- _Your goal_
Retyping the records exactly is the whole task.

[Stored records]
================================

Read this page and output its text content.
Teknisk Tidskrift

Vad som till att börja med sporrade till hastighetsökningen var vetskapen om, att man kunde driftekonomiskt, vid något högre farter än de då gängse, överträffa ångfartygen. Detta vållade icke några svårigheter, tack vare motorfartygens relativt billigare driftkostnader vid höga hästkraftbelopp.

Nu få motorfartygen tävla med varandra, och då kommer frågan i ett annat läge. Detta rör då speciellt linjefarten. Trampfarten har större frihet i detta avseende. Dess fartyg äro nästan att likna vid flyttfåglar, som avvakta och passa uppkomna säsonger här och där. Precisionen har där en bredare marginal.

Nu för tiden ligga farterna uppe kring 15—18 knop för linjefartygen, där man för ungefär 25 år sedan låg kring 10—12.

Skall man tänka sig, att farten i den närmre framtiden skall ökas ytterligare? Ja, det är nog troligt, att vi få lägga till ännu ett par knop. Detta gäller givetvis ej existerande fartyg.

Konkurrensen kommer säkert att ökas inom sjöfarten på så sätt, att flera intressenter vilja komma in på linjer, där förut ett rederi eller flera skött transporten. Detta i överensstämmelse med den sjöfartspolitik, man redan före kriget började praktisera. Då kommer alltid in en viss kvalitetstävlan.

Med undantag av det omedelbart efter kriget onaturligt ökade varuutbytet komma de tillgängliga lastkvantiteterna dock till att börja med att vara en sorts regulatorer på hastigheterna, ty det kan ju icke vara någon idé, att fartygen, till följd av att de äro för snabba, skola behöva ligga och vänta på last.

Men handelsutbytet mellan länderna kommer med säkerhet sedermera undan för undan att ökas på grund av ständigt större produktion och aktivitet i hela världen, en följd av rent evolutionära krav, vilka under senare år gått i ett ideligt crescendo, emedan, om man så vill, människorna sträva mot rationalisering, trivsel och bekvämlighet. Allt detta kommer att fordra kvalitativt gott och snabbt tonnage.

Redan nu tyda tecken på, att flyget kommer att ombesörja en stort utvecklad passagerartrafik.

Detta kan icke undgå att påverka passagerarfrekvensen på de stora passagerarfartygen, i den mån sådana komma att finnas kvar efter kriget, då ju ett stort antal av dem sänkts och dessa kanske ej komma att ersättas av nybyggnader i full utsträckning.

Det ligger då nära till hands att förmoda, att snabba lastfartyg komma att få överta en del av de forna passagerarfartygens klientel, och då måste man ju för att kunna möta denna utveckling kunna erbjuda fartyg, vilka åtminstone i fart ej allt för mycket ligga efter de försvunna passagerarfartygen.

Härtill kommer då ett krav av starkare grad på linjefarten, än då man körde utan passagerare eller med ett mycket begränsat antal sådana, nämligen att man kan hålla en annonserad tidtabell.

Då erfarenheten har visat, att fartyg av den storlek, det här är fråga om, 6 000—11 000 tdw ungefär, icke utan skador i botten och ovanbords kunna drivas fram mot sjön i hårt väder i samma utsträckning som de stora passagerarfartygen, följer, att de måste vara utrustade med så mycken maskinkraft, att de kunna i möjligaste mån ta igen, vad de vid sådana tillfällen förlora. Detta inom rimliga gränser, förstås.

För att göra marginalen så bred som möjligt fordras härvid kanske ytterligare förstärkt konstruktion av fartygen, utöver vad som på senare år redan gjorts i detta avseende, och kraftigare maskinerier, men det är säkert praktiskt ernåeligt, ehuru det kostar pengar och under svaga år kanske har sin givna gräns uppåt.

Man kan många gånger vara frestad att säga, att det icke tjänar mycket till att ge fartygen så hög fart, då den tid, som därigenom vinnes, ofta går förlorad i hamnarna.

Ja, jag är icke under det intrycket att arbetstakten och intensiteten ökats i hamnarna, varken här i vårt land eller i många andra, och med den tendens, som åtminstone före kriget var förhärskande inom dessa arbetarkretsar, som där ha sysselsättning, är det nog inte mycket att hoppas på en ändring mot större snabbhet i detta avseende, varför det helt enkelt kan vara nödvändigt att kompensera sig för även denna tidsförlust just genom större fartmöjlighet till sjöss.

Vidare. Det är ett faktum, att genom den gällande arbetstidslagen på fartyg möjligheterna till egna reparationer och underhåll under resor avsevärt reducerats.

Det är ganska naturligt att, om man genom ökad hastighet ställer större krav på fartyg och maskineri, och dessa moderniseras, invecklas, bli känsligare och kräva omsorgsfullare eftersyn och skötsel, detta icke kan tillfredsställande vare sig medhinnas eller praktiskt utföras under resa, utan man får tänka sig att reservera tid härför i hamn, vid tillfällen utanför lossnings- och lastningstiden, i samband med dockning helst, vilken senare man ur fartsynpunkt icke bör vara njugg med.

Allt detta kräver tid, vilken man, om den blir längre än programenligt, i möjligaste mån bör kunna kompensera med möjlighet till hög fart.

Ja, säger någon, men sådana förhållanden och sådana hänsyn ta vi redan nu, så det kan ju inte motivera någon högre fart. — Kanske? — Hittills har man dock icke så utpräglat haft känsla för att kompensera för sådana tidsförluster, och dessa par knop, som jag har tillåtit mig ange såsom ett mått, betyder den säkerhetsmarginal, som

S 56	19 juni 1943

================================

- _Exercise response_
Read this page and output its text content.
Teknisk Tidskrift

Vad som till att börja med sporrade till hastighetsökningen var vetskapen om, att man kunde driftekonomiskt, vid något högre farter än de då gängse, överträffa ångfartygen. Detta vållade icke några svårigheter, tack vare motorfartygens relativt billigare driftkostnader vid höga hästkraftbelopp.

Nu få motorfartygen tävla med varandra, och då kommer frågan i ett annat läge. Detta rör då speciellt linjefarten. Trampfarten har större frihet i detta avseende. Dess fartyg äro nästan att likna vid flyttfåglar, som avvakta och passa uppkomna säsonger här och där. Precisionen har där en bredare marginal.

Nu för tiden ligga farterna uppe kring 15—18 knop för linjefartygen, där man för ungefär 25 år sedan låg kring 10—12.

Skall man tänka sig, att farten i den närmre framtiden skall ökas ytterligare? Ja, det är nog troligt, att vi få lägga till ännu ett par knop. Detta gäller givetvis ej existerande fartyg.

Konkurrensen kommer säkert att ökas inom sjöfarten på så sätt, att flera intressenter vilja komma in på linjer, där förut ett rederi eller flera skött transporten. Detta i överensstämmelse med den sjöfartspolitik, man redan före kriget började praktisera. Då kommer alltid in en viss kvalitetstävlan.

Med undantag av det omedelbart efter kriget onaturligt ökade varuutbytet komma de tillgängliga lastkvantiteterna dock till att börja med att vara en sorts regulatorer på hastigheterna, ty det kan ju icke vara någon idé, att fartygen, till följd av att de äro för snabba, skola behöva ligga och vänta på last.

Men handelsutbytet mellan länderna kommer med säkerhet sedermera undan för undan att ökas på grund av ständigt större produktion och aktivitet i hela världen, en följd av rent evolutionära krav, vilka under senare år gått i ett ideligt crescendo, emedan, om man så vill, människorna sträva mot rationalisering, trivsel och bekvämlighet. Allt detta kommer att fordra kvalitativt gott och snabbt tonnage.

Redan nu tyda tecken på, att flyget kommer att ombesörja en stort utvecklad passagerartrafik.

Detta kan icke undgå att påverka passagerarfrekvensen på de stora passagerarfartygen, i den mån sådana komma att finnas kvar efter kriget, då ju ett stort antal av dem sänkts och dessa kanske ej komma att ersättas av nybyggnader i full utsträckning.

Det ligger då nära till hands att förmoda, att snabba lastfartyg komma att få överta en del av de forna passagerarfartygens klientel, och då måste man ju för att kunna möta denna utveckling kunna erbjuda fartyg, vilka åtminstone i fart ej allt för mycket ligga efter de försvunna passagerarfartygen.

Härtill kommer då ett krav av starkare grad på linjefarten, än då man körde utan passagerare eller med ett mycket begränsat antal sådana, nämligen att man kan hålla en annonserad tidtabell.

Då erfarenheten har visat, att fartyg av den storlek, det här är fråga om, 6 000—11 000 tdw ungefär, icke utan skador i botten och ovanbords kunna drivas fram mot sjön i hårt väder i samma utsträckning som de stora passagerarfartygen, följer, att de måste vara utrustade med så mycken maskinkraft, att de kunna i möjligaste mån ta igen, vad de vid sådana tillfällen förlora. Detta inom rimliga gränser, förstås.

För att göra marginalen så bred som möjligt fordras härvid kanske ytterligare förstärkt konstruktion av fartygen, utöver vad som på senare år redan gjorts i detta avseende, och kraftigare maskinerier, men det är säkert praktiskt ernåeligt, ehuru det kostar pengar och under svaga år kanske har sin givna gräns uppåt.

Man kan många gånger vara frestad att säga, att det icke tjänar mycket till att ge fartygen så hög fart, då den tid, som därigenom vinnes, ofta går förlorad i hamnarna.

Ja, jag är icke under det intrycket att arbetstakten och intensiteten ökats i hamnarna, varken här i vårt land eller i många andra, och med den tendens, som åtminstone före kriget var förhärskande inom dessa arbetarkretsar, som där ha sysselsättning, är det nog inte mycket att hoppas på en ändring mot större snabbhet i detta avseende, varför det helt enkelt kan vara nödvändigt att kompensera sig för även denna tidsförlust just genom större fartmöjlighet till sjöss.

Vidare. Det är ett faktum, att genom den gällande arbetstidslagen på fartyg möjligheterna till egna reparationer och underhåll under resor avsevärt reducerats.

Det är ganska naturligt att, om man genom ökad hastighet ställer större krav på fartyg och maskineri, och dessa moderniseras, invecklas, bli känsligare och kräva omsorgsfullare eftersyn och skötsel, detta icke kan tillfredsställande vare sig medhinnas eller praktiskt utföras under resa, utan man får tänka sig att reservera tid härför i hamn, vid tillfällen utanför lossnings- och lastningstiden, i samband med dockning helst, vilken senare man ur fartsynpunkt icke bör vara njugg med.

Allt detta kräver tid, vilken man, om den blir längre än programenligt, i möjligaste mån bör kunna kompensera med möjlighet till hög fart.

Ja, säger någon, men sådana förhållanden och sådana hänsyn ta vi redan nu, så det kan ju inte motivera någon högre fart. — Kanske? — Hittills har man dock icke så utpräglat haft känsla för att kompensera för sådana tidsförluster, och dessa par knop, som jag har tillåtit mig ange såsom ett mått, betyder den säkerhetsmarginal, som

S 56	19 juni 1943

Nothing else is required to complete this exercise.